EXTRACTED RECORDS:
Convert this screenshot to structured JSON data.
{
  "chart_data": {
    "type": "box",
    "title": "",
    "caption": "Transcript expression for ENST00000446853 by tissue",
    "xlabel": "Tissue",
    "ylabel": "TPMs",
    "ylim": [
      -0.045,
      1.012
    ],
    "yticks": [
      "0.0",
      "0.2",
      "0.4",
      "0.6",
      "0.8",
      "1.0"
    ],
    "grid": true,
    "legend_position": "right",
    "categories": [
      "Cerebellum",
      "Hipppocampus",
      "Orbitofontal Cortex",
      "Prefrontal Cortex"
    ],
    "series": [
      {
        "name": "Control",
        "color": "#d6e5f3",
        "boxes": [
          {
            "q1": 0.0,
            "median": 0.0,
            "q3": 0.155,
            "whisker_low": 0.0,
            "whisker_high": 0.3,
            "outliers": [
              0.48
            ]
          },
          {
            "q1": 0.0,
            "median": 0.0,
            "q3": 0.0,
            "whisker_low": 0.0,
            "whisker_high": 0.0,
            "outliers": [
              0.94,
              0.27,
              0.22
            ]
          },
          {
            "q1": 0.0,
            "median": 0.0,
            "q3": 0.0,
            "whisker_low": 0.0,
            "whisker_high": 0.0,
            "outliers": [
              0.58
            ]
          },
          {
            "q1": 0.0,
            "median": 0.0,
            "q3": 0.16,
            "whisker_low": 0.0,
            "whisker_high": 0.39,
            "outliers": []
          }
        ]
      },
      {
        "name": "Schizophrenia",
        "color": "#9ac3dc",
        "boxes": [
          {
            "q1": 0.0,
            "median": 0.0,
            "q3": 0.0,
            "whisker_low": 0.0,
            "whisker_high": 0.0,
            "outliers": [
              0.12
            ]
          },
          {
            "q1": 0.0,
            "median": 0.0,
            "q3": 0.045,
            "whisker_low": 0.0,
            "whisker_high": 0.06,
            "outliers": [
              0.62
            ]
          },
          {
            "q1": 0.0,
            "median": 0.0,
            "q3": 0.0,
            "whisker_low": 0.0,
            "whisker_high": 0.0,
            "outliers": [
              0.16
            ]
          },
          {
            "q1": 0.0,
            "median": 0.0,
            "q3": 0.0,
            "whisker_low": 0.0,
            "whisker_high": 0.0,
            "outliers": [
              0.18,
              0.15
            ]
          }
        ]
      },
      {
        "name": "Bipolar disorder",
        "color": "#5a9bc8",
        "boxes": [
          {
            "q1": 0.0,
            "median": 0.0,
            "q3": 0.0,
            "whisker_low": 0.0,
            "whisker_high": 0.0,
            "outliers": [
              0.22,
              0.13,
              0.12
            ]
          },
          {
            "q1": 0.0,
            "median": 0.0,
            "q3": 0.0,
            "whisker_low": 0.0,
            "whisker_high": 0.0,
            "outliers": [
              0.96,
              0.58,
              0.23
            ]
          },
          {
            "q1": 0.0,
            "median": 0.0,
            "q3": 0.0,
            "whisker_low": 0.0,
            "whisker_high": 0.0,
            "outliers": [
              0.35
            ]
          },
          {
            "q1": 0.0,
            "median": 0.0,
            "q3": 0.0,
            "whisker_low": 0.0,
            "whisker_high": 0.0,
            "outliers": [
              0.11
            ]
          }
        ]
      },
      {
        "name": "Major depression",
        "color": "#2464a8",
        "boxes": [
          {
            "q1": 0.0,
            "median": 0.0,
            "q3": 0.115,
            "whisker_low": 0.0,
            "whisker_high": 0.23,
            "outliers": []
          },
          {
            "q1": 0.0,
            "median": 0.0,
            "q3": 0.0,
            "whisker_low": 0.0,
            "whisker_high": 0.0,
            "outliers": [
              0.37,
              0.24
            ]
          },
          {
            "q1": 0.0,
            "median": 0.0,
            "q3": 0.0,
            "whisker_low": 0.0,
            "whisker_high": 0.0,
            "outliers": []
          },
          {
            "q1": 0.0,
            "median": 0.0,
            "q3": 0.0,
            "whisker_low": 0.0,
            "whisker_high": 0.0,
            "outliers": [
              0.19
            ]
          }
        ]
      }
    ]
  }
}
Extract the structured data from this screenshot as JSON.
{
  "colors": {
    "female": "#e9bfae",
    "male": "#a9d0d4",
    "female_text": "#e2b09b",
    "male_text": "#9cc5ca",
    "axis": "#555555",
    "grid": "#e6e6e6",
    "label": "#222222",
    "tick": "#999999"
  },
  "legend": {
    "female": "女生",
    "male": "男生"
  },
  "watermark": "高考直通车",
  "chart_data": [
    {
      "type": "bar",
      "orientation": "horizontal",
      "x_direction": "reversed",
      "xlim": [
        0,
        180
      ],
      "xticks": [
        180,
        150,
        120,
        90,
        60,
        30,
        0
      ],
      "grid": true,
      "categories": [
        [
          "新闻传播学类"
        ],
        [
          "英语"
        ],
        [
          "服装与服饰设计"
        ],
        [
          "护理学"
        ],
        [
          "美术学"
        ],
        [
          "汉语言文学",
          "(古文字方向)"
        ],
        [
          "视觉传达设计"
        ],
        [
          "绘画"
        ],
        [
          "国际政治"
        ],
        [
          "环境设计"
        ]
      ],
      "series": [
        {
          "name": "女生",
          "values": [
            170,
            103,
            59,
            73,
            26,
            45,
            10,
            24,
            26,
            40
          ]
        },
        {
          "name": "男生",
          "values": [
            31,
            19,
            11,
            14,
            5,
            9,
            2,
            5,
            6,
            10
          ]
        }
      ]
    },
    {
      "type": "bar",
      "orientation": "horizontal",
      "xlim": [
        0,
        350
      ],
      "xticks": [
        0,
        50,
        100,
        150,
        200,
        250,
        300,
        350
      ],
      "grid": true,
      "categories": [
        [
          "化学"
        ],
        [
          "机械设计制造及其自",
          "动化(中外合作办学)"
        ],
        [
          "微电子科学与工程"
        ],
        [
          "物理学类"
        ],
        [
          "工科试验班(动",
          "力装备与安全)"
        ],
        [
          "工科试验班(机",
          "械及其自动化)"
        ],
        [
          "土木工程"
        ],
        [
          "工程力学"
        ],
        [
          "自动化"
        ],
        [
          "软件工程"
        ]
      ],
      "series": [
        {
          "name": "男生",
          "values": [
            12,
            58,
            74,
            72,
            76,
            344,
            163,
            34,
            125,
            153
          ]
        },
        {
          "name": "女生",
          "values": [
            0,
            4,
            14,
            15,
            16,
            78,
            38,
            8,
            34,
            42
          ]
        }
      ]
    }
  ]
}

GOAL OF THE EXERCISE:
Extract from the data every line where "Cortex" shows up.

RESPONSE FOR THIS EXERCISE:
      "Orbitofontal Cortex",
      "Prefrontal Cortex"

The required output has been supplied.